* begin Data section *

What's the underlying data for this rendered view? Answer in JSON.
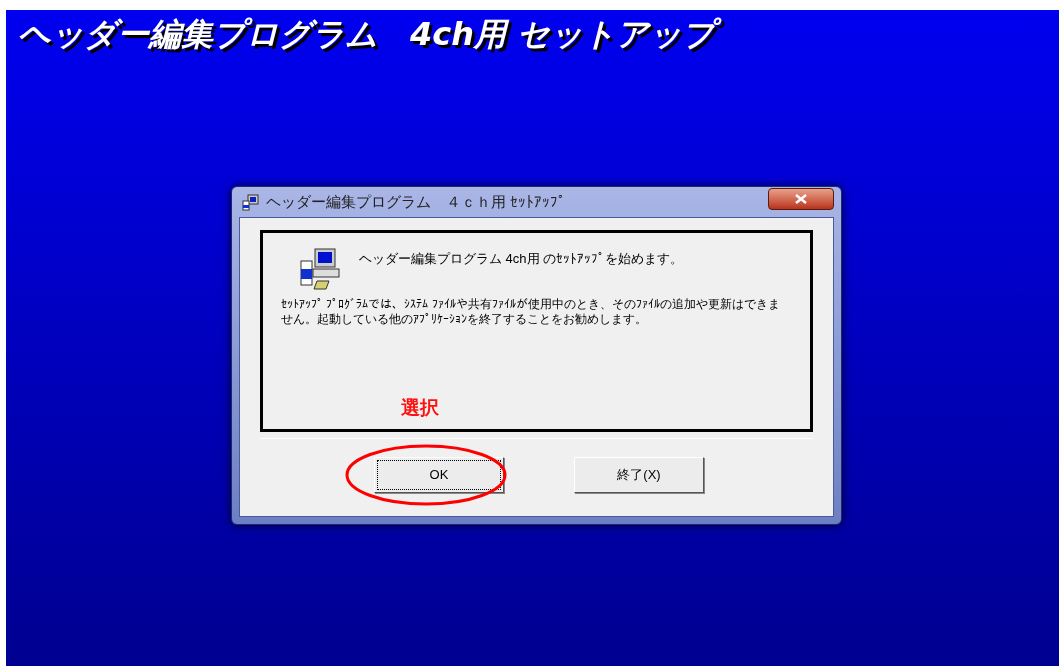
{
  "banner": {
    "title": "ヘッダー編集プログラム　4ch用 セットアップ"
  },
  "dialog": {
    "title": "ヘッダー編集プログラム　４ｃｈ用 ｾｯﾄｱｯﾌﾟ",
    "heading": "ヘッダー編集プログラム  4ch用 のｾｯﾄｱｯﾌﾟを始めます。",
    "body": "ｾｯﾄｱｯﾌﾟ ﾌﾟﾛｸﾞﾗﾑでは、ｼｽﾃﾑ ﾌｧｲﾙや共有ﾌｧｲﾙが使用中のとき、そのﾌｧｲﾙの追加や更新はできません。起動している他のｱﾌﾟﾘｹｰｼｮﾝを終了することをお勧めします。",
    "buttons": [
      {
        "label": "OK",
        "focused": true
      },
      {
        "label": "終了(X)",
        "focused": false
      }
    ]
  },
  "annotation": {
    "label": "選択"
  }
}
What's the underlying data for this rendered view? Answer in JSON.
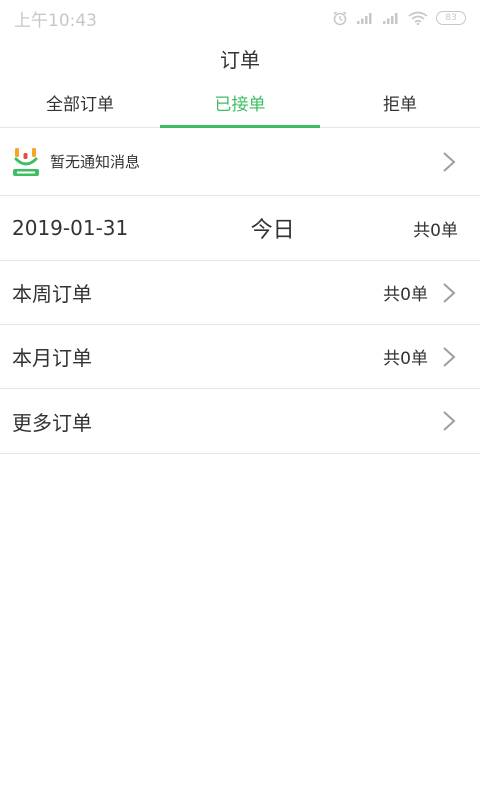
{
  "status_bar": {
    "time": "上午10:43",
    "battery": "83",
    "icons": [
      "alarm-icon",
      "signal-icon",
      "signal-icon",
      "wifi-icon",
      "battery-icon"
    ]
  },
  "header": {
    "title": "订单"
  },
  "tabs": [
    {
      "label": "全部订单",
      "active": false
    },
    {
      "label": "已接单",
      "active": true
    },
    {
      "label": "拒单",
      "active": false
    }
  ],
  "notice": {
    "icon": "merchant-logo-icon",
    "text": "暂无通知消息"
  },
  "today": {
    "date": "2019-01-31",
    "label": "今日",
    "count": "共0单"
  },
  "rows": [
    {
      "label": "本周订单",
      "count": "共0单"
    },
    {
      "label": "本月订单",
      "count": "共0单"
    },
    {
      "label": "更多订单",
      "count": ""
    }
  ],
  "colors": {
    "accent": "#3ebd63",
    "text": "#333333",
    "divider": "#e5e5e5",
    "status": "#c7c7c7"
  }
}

* end Data section *

### Exercise task:
Reproduce every record word for word. The copy must contain no pictures.

### Output of the task:
What's the underlying data for this rendered view? Answer in JSON.
{
  "banner": {
    "title": "ヘッダー編集プログラム　4ch用 セットアップ"
  },
  "dialog": {
    "title": "ヘッダー編集プログラム　４ｃｈ用 ｾｯﾄｱｯﾌﾟ",
    "heading": "ヘッダー編集プログラム  4ch用 のｾｯﾄｱｯﾌﾟを始めます。",
    "body": "ｾｯﾄｱｯﾌﾟ ﾌﾟﾛｸﾞﾗﾑでは、ｼｽﾃﾑ ﾌｧｲﾙや共有ﾌｧｲﾙが使用中のとき、そのﾌｧｲﾙの追加や更新はできません。起動している他のｱﾌﾟﾘｹｰｼｮﾝを終了することをお勧めします。",
    "buttons": [
      {
        "label": "OK",
        "focused": true
      },
      {
        "label": "終了(X)",
        "focused": false
      }
    ]
  },
  "annotation": {
    "label": "選択"
  }
}
What's the underlying data for this rendered view? Answer in JSON.
{
  "status_bar": {
    "time": "上午10:43",
    "battery": "83",
    "icons": [
      "alarm-icon",
      "signal-icon",
      "signal-icon",
      "wifi-icon",
      "battery-icon"
    ]
  },
  "header": {
    "title": "订单"
  },
  "tabs": [
    {
      "label": "全部订单",
      "active": false
    },
    {
      "label": "已接单",
      "active": true
    },
    {
      "label": "拒单",
      "active": false
    }
  ],
  "notice": {
    "icon": "merchant-logo-icon",
    "text": "暂无通知消息"
  },
  "today": {
    "date": "2019-01-31",
    "label": "今日",
    "count": "共0单"
  },
  "rows": [
    {
      "label": "本周订单",
      "count": "共0单"
    },
    {
      "label": "本月订单",
      "count": "共0单"
    },
    {
      "label": "更多订单",
      "count": ""
    }
  ],
  "colors": {
    "accent": "#3ebd63",
    "text": "#333333",
    "divider": "#e5e5e5",
    "status": "#c7c7c7"
  }
}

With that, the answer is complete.